Records from a data collection
>> Start
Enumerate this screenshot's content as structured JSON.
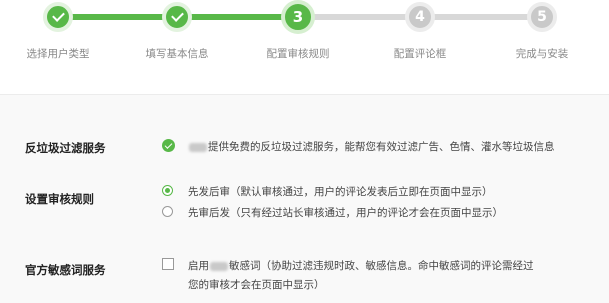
{
  "steps": [
    {
      "number": "1",
      "label": "选择用户类型",
      "status": "done"
    },
    {
      "number": "2",
      "label": "填写基本信息",
      "status": "done"
    },
    {
      "number": "3",
      "label": "配置审核规则",
      "status": "current"
    },
    {
      "number": "4",
      "label": "配置评论框",
      "status": "todo"
    },
    {
      "number": "5",
      "label": "完成与安装",
      "status": "todo"
    }
  ],
  "spam_filter": {
    "label": "反垃圾过滤服务",
    "description": "提供免费的反垃圾过滤服务，能帮您有效过滤广告、色情、灌水等垃圾信息"
  },
  "review_rules": {
    "label": "设置审核规则",
    "options": [
      {
        "text": "先发后审（默认审核通过，用户的评论发表后立即在页面中显示）",
        "selected": true
      },
      {
        "text": "先审后发（只有经过站长审核通过，用户的评论才会在页面中显示）",
        "selected": false
      }
    ]
  },
  "sensitive_words": {
    "label": "官方敏感词服务",
    "checked": false,
    "prefix": "启用",
    "line1": "敏感词（协助过滤违规时政、敏感信息。命中敏感词的评论需经过",
    "line2": "您的审核才会在页面中显示）"
  },
  "colors": {
    "accent": "#58b848",
    "inactive": "#c9c9c9"
  }
}
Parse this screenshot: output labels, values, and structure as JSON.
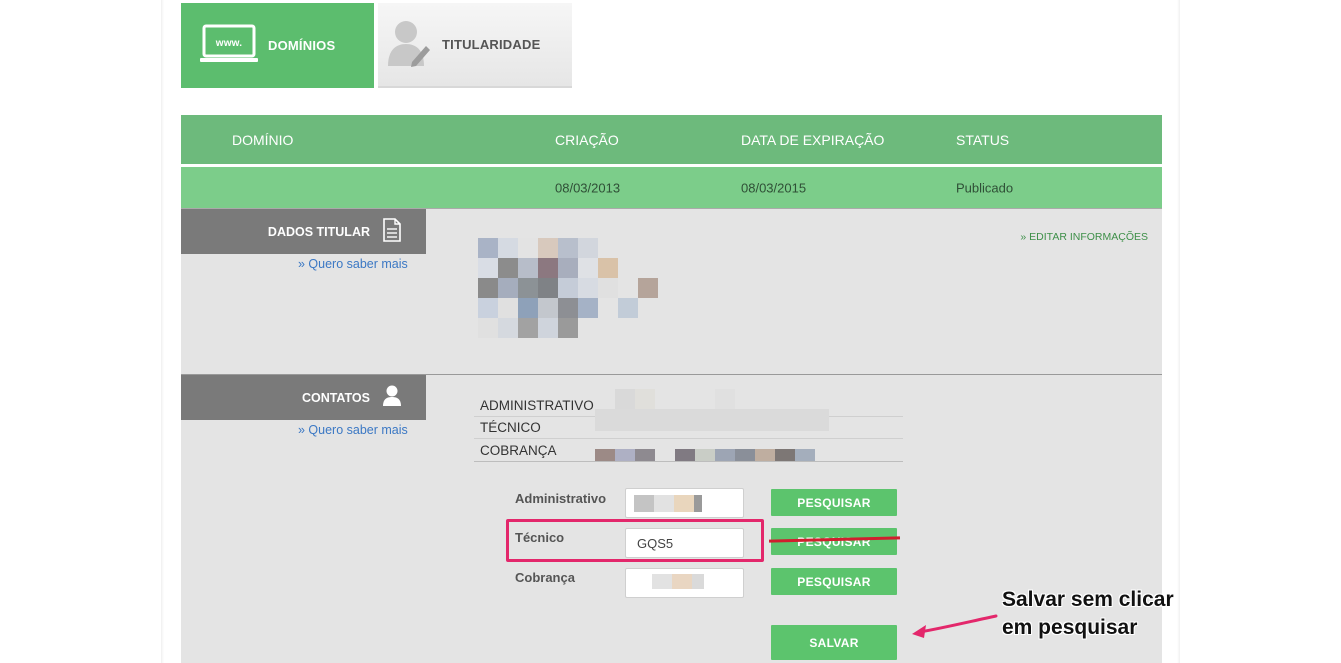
{
  "tabs": [
    {
      "label": "DOMÍNIOS",
      "icon": "www-monitor-icon",
      "active": true
    },
    {
      "label": "TITULARIDADE",
      "icon": "user-edit-icon",
      "active": false
    }
  ],
  "domain_table": {
    "headers": [
      "DOMÍNIO",
      "CRIAÇÃO",
      "DATA DE EXPIRAÇÃO",
      "STATUS"
    ],
    "row": {
      "domain": "",
      "created": "08/03/2013",
      "expires": "08/03/2015",
      "status": "Publicado"
    }
  },
  "dados_titular": {
    "title": "DADOS TITULAR",
    "icon": "document-icon",
    "know_more": "» Quero saber mais",
    "edit_link": "» EDITAR INFORMAÇÕES"
  },
  "contatos": {
    "title": "CONTATOS",
    "icon": "user-icon",
    "know_more": "» Quero saber mais",
    "list": [
      "ADMINISTRATIVO",
      "TÉCNICO",
      "COBRANÇA"
    ]
  },
  "form": {
    "fields": [
      {
        "label": "Administrativo",
        "value": "",
        "button": "PESQUISAR"
      },
      {
        "label": "Técnico",
        "value": "GQS5",
        "button": "PESQUISAR"
      },
      {
        "label": "Cobrança",
        "value": "",
        "button": "PESQUISAR"
      }
    ],
    "save_label": "SALVAR"
  },
  "annotation": {
    "line1": "Salvar sem clicar",
    "line2": "em pesquisar",
    "color": "#e3276b"
  },
  "colors": {
    "accent_green": "#5cbd6e",
    "header_green": "#6dba7c",
    "row_green": "#7ccd8a",
    "button_green": "#5cc46d",
    "panel_gray": "#e4e4e4",
    "section_gray": "#7a7a7a",
    "link_blue": "#3b78c4",
    "highlight_pink": "#e3276b",
    "strike_red": "#d01f2e"
  }
}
>> End
Using the material above, state how many lines include the string "icon". Answer with a single number.

**RESULT OF THE TASK:** 4